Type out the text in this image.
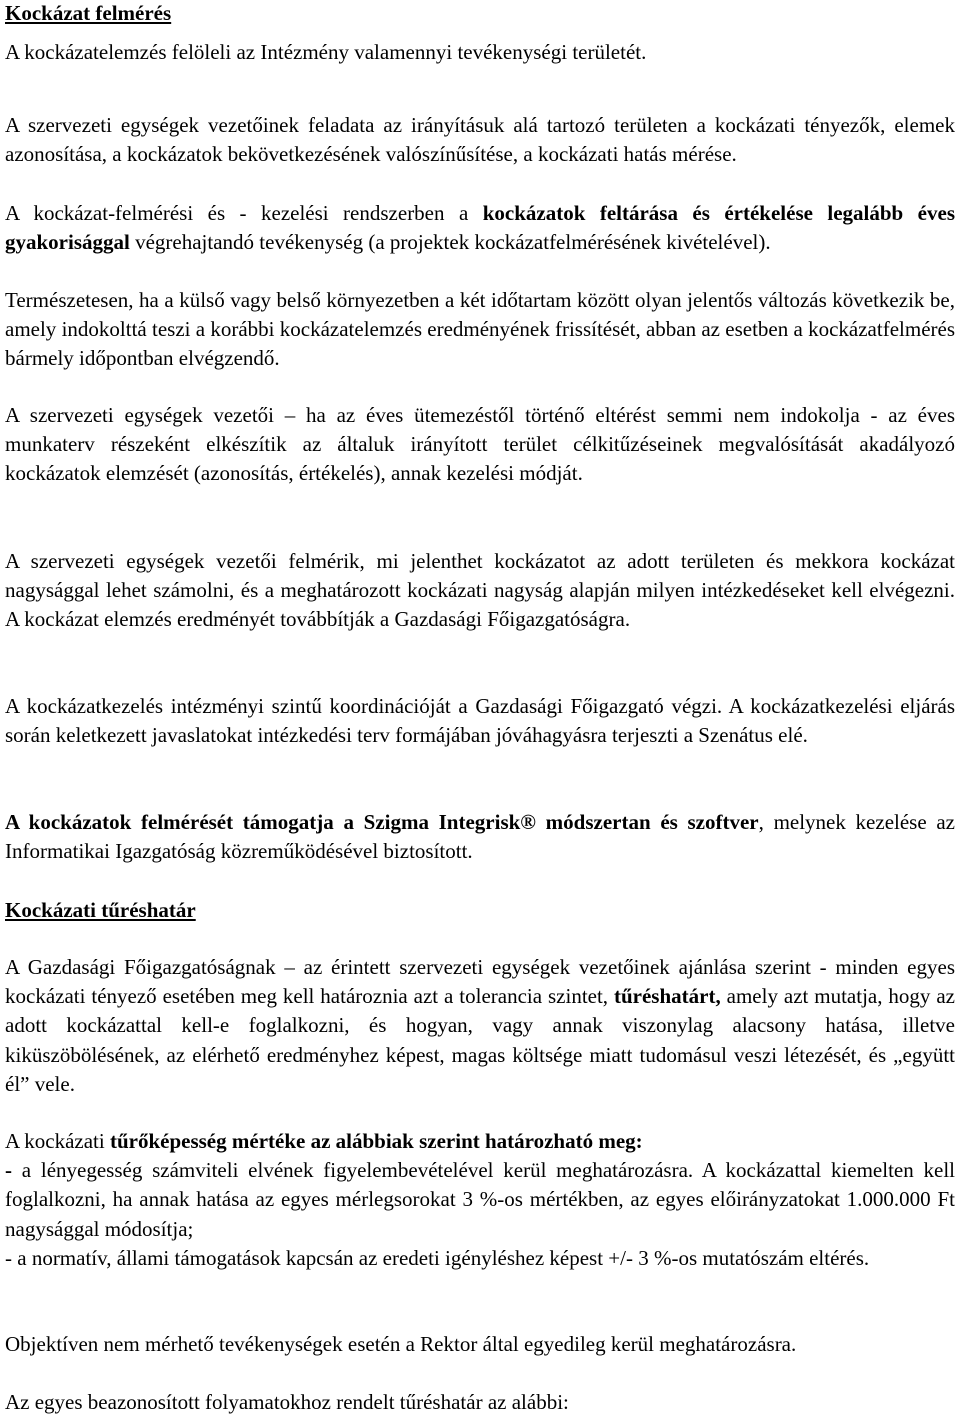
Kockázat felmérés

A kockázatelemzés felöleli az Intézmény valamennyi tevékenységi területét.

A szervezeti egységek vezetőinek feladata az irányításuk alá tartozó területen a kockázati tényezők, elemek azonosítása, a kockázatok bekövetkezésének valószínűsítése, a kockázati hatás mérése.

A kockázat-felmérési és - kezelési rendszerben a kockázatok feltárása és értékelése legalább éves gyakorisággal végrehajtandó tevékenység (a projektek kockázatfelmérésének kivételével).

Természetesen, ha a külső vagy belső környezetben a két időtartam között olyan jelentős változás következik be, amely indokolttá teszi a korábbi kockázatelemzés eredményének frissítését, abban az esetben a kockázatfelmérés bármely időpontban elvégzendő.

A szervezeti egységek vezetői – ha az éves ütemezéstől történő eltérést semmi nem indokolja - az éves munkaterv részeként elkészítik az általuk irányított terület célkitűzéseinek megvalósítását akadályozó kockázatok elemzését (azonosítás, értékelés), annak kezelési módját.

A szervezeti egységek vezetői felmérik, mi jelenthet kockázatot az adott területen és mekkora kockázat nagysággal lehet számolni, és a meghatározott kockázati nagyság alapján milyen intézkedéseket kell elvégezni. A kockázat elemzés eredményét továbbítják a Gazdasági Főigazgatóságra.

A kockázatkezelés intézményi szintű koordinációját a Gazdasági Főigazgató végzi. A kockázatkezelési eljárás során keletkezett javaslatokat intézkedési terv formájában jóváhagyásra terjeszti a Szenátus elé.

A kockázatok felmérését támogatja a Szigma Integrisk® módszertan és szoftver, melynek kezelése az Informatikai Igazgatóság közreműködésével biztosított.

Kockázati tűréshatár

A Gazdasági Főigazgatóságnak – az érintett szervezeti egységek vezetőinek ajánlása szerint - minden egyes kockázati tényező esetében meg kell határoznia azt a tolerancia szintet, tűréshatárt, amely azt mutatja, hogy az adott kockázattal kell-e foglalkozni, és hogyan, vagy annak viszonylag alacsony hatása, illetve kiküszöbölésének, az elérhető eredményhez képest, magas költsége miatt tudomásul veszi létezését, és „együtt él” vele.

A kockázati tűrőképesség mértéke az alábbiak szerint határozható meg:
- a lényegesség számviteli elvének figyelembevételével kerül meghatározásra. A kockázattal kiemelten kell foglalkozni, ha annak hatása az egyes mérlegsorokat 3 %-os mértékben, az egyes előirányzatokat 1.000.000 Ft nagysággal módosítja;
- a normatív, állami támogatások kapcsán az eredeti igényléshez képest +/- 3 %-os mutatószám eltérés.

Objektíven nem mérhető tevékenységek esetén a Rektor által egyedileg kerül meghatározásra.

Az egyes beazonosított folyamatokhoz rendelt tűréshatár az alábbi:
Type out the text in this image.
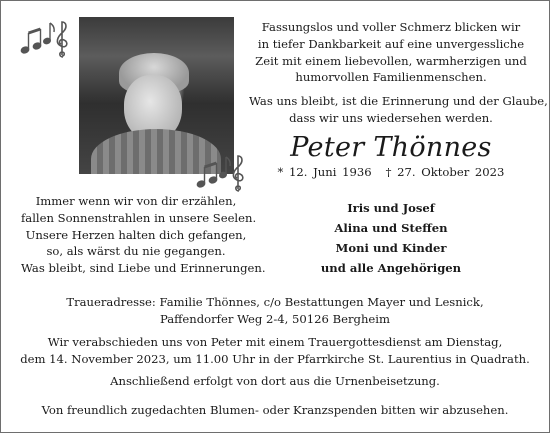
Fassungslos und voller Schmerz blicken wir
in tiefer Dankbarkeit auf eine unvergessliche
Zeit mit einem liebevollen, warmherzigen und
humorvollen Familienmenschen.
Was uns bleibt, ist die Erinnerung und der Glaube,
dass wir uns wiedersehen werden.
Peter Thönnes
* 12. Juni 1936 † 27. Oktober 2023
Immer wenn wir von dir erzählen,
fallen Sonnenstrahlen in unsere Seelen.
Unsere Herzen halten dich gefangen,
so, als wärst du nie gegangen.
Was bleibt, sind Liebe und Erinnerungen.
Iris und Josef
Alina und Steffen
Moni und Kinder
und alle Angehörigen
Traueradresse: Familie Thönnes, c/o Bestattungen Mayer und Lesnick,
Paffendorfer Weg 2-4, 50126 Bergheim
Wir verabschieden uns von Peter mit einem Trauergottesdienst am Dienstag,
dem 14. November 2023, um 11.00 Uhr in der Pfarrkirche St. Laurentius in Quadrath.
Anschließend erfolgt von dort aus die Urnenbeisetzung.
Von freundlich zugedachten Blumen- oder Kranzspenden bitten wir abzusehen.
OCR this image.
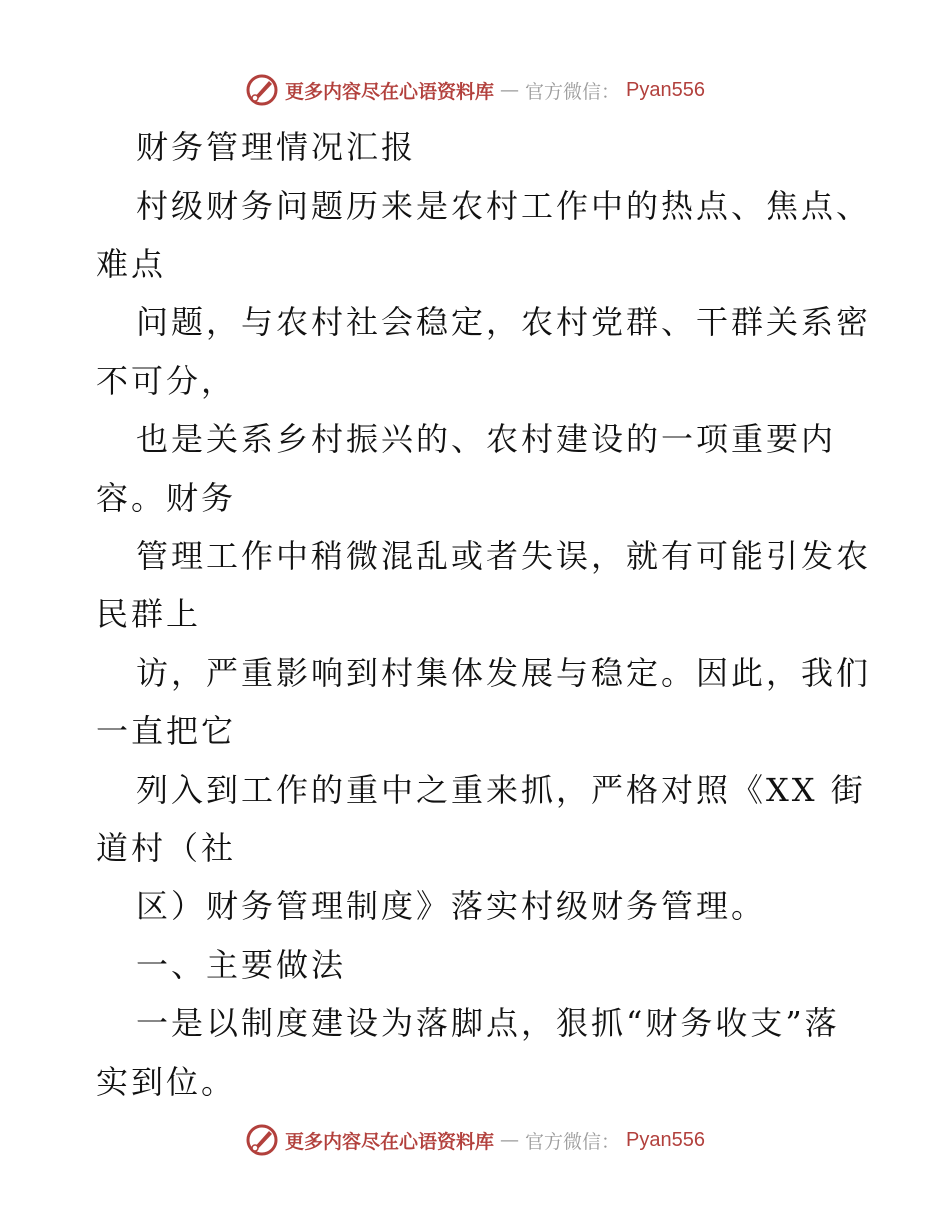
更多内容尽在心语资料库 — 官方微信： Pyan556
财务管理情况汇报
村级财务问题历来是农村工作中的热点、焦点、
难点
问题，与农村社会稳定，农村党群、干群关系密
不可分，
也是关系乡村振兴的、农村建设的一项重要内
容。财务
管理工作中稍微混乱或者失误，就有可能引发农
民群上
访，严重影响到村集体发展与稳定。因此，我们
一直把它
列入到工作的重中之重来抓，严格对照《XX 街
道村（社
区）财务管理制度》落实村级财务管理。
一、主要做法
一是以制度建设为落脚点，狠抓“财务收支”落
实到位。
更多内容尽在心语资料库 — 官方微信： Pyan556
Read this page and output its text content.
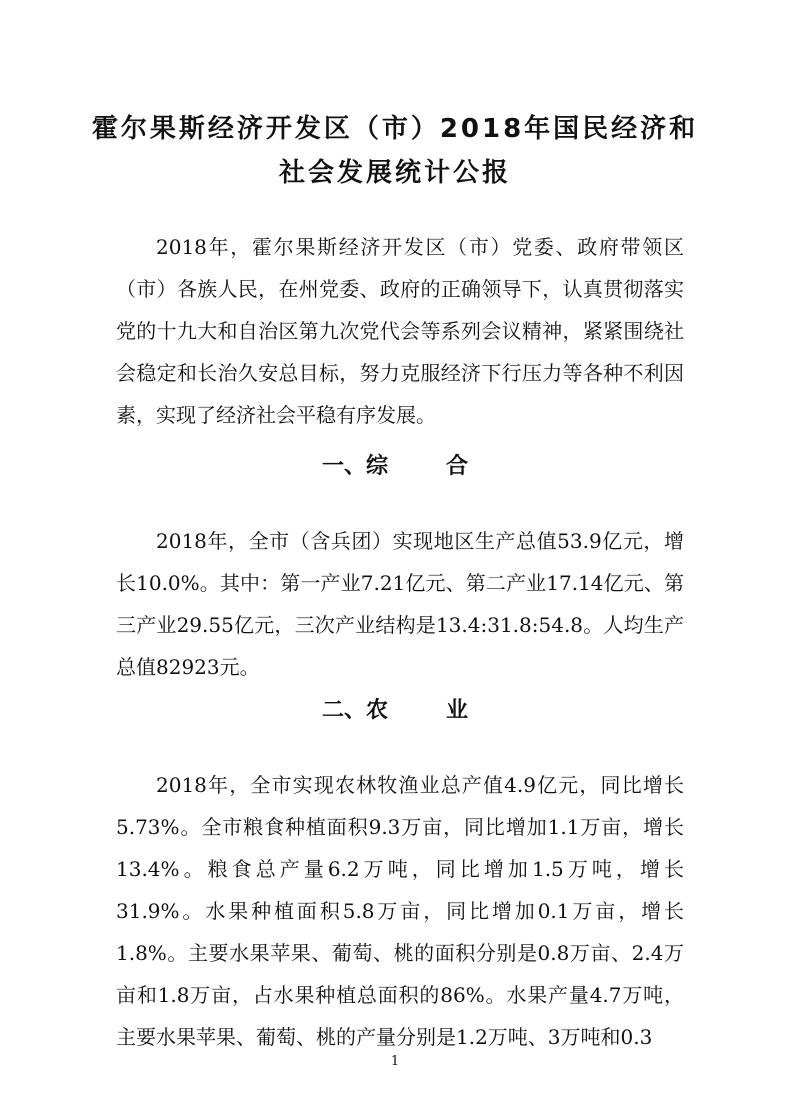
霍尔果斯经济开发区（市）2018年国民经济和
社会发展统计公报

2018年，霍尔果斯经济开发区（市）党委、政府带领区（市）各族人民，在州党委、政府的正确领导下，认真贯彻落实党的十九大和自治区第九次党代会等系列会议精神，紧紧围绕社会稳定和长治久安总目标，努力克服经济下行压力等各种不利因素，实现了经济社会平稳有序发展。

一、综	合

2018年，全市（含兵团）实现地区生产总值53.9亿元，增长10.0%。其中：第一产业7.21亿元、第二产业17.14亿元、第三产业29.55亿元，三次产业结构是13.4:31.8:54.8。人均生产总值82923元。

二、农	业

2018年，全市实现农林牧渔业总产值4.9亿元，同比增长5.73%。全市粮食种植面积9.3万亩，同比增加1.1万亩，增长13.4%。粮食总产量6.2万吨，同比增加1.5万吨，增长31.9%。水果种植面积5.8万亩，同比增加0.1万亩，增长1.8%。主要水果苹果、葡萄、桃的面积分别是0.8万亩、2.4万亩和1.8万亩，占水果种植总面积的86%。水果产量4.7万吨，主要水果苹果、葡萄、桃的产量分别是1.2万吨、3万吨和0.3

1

═══

▶ _Written request_:
Report only how many lines in the records contain the word "Peter".

▶ _Full solution_:
2